SUPPLIED RECORDS >>
● ● ● ●

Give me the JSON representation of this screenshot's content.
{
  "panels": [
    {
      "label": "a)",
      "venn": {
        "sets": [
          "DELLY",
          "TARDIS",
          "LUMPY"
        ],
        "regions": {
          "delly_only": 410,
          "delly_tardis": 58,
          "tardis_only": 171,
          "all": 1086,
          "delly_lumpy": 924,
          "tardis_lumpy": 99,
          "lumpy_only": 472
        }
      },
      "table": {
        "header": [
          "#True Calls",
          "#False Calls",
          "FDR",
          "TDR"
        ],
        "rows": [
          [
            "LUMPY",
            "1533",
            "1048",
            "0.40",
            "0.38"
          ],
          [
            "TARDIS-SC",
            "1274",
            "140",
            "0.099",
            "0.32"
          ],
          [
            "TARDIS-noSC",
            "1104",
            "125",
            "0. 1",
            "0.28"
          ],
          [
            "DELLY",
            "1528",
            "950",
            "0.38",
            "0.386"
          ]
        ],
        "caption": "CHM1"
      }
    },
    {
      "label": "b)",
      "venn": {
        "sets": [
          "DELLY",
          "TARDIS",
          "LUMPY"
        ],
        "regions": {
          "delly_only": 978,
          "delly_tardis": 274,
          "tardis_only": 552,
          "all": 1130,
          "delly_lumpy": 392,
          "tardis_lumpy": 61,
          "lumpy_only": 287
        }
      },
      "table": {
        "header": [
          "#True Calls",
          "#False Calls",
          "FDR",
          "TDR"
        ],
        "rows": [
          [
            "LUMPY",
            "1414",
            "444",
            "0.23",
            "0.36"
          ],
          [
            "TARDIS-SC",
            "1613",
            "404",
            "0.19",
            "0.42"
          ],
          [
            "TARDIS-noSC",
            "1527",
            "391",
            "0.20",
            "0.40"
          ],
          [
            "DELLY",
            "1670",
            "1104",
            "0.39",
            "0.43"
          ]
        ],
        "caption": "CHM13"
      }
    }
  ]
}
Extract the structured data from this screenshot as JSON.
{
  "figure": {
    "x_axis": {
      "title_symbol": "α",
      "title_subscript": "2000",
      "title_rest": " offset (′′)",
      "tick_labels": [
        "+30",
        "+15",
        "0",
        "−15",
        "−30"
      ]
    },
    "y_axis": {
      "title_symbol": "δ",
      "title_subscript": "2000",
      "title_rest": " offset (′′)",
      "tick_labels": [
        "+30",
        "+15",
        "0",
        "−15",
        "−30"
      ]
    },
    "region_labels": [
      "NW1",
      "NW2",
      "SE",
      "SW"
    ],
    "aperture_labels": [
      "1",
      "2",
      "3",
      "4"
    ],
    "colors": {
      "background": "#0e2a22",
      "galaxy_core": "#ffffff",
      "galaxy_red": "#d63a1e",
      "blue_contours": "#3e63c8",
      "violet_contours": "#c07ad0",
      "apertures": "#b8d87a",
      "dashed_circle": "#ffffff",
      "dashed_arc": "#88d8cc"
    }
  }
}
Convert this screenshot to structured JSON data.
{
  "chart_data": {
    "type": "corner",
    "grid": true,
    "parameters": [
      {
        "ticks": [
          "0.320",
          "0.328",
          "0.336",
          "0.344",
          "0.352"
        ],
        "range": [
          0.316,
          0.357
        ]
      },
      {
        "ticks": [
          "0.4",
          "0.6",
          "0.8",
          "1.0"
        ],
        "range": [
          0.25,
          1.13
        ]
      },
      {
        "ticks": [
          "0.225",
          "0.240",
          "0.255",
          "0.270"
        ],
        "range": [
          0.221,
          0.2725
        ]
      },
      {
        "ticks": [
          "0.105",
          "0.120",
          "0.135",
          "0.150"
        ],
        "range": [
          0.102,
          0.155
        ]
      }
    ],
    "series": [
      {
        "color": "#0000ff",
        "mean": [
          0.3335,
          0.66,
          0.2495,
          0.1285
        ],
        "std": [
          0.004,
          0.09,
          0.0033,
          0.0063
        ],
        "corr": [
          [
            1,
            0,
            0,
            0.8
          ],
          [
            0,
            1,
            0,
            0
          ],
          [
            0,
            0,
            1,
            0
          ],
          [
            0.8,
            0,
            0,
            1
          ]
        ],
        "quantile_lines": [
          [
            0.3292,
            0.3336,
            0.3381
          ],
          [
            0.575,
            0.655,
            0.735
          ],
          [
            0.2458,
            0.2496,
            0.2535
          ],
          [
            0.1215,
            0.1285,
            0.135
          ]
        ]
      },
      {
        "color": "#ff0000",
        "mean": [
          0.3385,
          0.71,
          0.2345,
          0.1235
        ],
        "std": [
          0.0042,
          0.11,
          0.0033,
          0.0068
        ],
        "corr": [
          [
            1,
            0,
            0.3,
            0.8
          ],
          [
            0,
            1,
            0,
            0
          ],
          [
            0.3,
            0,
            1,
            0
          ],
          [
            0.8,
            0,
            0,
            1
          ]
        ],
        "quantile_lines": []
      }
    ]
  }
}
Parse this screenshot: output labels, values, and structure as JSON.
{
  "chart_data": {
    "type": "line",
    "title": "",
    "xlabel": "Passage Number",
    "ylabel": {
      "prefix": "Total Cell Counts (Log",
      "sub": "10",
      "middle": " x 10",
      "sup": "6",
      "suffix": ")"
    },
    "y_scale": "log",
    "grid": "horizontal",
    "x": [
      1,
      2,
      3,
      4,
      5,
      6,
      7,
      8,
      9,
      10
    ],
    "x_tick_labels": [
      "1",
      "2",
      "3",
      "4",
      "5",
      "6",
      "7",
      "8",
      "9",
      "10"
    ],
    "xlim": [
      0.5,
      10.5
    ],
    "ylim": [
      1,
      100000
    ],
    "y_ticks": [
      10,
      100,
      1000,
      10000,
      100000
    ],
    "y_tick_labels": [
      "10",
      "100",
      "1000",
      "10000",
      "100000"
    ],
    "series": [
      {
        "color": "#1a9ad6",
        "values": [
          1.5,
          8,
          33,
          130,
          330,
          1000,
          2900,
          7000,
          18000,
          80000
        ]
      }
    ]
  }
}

● ● ● ●

STATED EXERCISE >> Copy out the whole listing exactly as written.

SOLUTION >>
Give me the JSON representation of this screenshot's content.
{
  "panels": [
    {
      "label": "a)",
      "venn": {
        "sets": [
          "DELLY",
          "TARDIS",
          "LUMPY"
        ],
        "regions": {
          "delly_only": 410,
          "delly_tardis": 58,
          "tardis_only": 171,
          "all": 1086,
          "delly_lumpy": 924,
          "tardis_lumpy": 99,
          "lumpy_only": 472
        }
      },
      "table": {
        "header": [
          "#True Calls",
          "#False Calls",
          "FDR",
          "TDR"
        ],
        "rows": [
          [
            "LUMPY",
            "1533",
            "1048",
            "0.40",
            "0.38"
          ],
          [
            "TARDIS-SC",
            "1274",
            "140",
            "0.099",
            "0.32"
          ],
          [
            "TARDIS-noSC",
            "1104",
            "125",
            "0. 1",
            "0.28"
          ],
          [
            "DELLY",
            "1528",
            "950",
            "0.38",
            "0.386"
          ]
        ],
        "caption": "CHM1"
      }
    },
    {
      "label": "b)",
      "venn": {
        "sets": [
          "DELLY",
          "TARDIS",
          "LUMPY"
        ],
        "regions": {
          "delly_only": 978,
          "delly_tardis": 274,
          "tardis_only": 552,
          "all": 1130,
          "delly_lumpy": 392,
          "tardis_lumpy": 61,
          "lumpy_only": 287
        }
      },
      "table": {
        "header": [
          "#True Calls",
          "#False Calls",
          "FDR",
          "TDR"
        ],
        "rows": [
          [
            "LUMPY",
            "1414",
            "444",
            "0.23",
            "0.36"
          ],
          [
            "TARDIS-SC",
            "1613",
            "404",
            "0.19",
            "0.42"
          ],
          [
            "TARDIS-noSC",
            "1527",
            "391",
            "0.20",
            "0.40"
          ],
          [
            "DELLY",
            "1670",
            "1104",
            "0.39",
            "0.43"
          ]
        ],
        "caption": "CHM13"
      }
    }
  ]
}
Extract the structured data from this screenshot as JSON.
{
  "figure": {
    "x_axis": {
      "title_symbol": "α",
      "title_subscript": "2000",
      "title_rest": " offset (′′)",
      "tick_labels": [
        "+30",
        "+15",
        "0",
        "−15",
        "−30"
      ]
    },
    "y_axis": {
      "title_symbol": "δ",
      "title_subscript": "2000",
      "title_rest": " offset (′′)",
      "tick_labels": [
        "+30",
        "+15",
        "0",
        "−15",
        "−30"
      ]
    },
    "region_labels": [
      "NW1",
      "NW2",
      "SE",
      "SW"
    ],
    "aperture_labels": [
      "1",
      "2",
      "3",
      "4"
    ],
    "colors": {
      "background": "#0e2a22",
      "galaxy_core": "#ffffff",
      "galaxy_red": "#d63a1e",
      "blue_contours": "#3e63c8",
      "violet_contours": "#c07ad0",
      "apertures": "#b8d87a",
      "dashed_circle": "#ffffff",
      "dashed_arc": "#88d8cc"
    }
  }
}
Convert this screenshot to structured JSON data.
{
  "chart_data": {
    "type": "corner",
    "grid": true,
    "parameters": [
      {
        "ticks": [
          "0.320",
          "0.328",
          "0.336",
          "0.344",
          "0.352"
        ],
        "range": [
          0.316,
          0.357
        ]
      },
      {
        "ticks": [
          "0.4",
          "0.6",
          "0.8",
          "1.0"
        ],
        "range": [
          0.25,
          1.13
        ]
      },
      {
        "ticks": [
          "0.225",
          "0.240",
          "0.255",
          "0.270"
        ],
        "range": [
          0.221,
          0.2725
        ]
      },
      {
        "ticks": [
          "0.105",
          "0.120",
          "0.135",
          "0.150"
        ],
        "range": [
          0.102,
          0.155
        ]
      }
    ],
    "series": [
      {
        "color": "#0000ff",
        "mean": [
          0.3335,
          0.66,
          0.2495,
          0.1285
        ],
        "std": [
          0.004,
          0.09,
          0.0033,
          0.0063
        ],
        "corr": [
          [
            1,
            0,
            0,
            0.8
          ],
          [
            0,
            1,
            0,
            0
          ],
          [
            0,
            0,
            1,
            0
          ],
          [
            0.8,
            0,
            0,
            1
          ]
        ],
        "quantile_lines": [
          [
            0.3292,
            0.3336,
            0.3381
          ],
          [
            0.575,
            0.655,
            0.735
          ],
          [
            0.2458,
            0.2496,
            0.2535
          ],
          [
            0.1215,
            0.1285,
            0.135
          ]
        ]
      },
      {
        "color": "#ff0000",
        "mean": [
          0.3385,
          0.71,
          0.2345,
          0.1235
        ],
        "std": [
          0.0042,
          0.11,
          0.0033,
          0.0068
        ],
        "corr": [
          [
            1,
            0,
            0.3,
            0.8
          ],
          [
            0,
            1,
            0,
            0
          ],
          [
            0.3,
            0,
            1,
            0
          ],
          [
            0.8,
            0,
            0,
            1
          ]
        ],
        "quantile_lines": []
      }
    ]
  }
}
Parse this screenshot: output labels, values, and structure as JSON.
{
  "chart_data": {
    "type": "line",
    "title": "",
    "xlabel": "Passage Number",
    "ylabel": {
      "prefix": "Total Cell Counts (Log",
      "sub": "10",
      "middle": " x 10",
      "sup": "6",
      "suffix": ")"
    },
    "y_scale": "log",
    "grid": "horizontal",
    "x": [
      1,
      2,
      3,
      4,
      5,
      6,
      7,
      8,
      9,
      10
    ],
    "x_tick_labels": [
      "1",
      "2",
      "3",
      "4",
      "5",
      "6",
      "7",
      "8",
      "9",
      "10"
    ],
    "xlim": [
      0.5,
      10.5
    ],
    "ylim": [
      1,
      100000
    ],
    "y_ticks": [
      10,
      100,
      1000,
      10000,
      100000
    ],
    "y_tick_labels": [
      "10",
      "100",
      "1000",
      "10000",
      "100000"
    ],
    "series": [
      {
        "color": "#1a9ad6",
        "values": [
          1.5,
          8,
          33,
          130,
          330,
          1000,
          2900,
          7000,
          18000,
          80000
        ]
      }
    ]
  }
}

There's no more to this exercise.